#### [EXERCISE]
Present each line of the entries below that holds the word "insurance".

#### [DATA SUPPLIED]
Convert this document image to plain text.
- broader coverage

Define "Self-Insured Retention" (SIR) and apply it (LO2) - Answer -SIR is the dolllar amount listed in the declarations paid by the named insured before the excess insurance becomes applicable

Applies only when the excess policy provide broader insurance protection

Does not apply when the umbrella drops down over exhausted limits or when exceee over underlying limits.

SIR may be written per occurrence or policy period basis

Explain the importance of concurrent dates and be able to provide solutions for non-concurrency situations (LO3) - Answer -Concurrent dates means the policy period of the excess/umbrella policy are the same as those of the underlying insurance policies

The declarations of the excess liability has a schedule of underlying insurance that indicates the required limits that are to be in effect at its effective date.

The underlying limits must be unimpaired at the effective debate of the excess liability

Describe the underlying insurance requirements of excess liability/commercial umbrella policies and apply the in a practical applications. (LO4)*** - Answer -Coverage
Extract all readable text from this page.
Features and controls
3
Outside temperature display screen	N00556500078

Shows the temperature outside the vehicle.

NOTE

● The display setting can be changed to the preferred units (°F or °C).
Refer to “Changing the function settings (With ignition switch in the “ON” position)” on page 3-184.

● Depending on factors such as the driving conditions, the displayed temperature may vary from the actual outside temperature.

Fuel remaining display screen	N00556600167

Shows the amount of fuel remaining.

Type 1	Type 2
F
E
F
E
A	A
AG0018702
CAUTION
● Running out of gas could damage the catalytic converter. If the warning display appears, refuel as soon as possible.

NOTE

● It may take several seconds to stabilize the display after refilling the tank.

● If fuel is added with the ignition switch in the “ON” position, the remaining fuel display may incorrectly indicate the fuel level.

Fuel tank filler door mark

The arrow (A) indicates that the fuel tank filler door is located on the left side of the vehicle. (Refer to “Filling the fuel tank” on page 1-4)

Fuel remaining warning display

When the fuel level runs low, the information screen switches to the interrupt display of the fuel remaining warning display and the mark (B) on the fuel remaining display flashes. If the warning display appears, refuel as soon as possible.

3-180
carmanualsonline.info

#### [FULL SOLUTION]
Define "Self-Insured Retention" (SIR) and apply it (LO2) - Answer -SIR is the dolllar amount listed in the declarations paid by the named insured before the excess insurance becomes applicable
Applies only when the excess policy provide broader insurance protection
Explain the importance of concurrent dates and be able to provide solutions for non-concurrency situations (LO3) - Answer -Concurrent dates means the policy period of the excess/umbrella policy are the same as those of the underlying insurance policies
The declarations of the excess liability has a schedule of underlying insurance that indicates the required limits that are to be in effect at its effective date.
Describe the underlying insurance requirements of excess liability/commercial umbrella policies and apply the in a practical applications. (LO4)*** - Answer -Coverage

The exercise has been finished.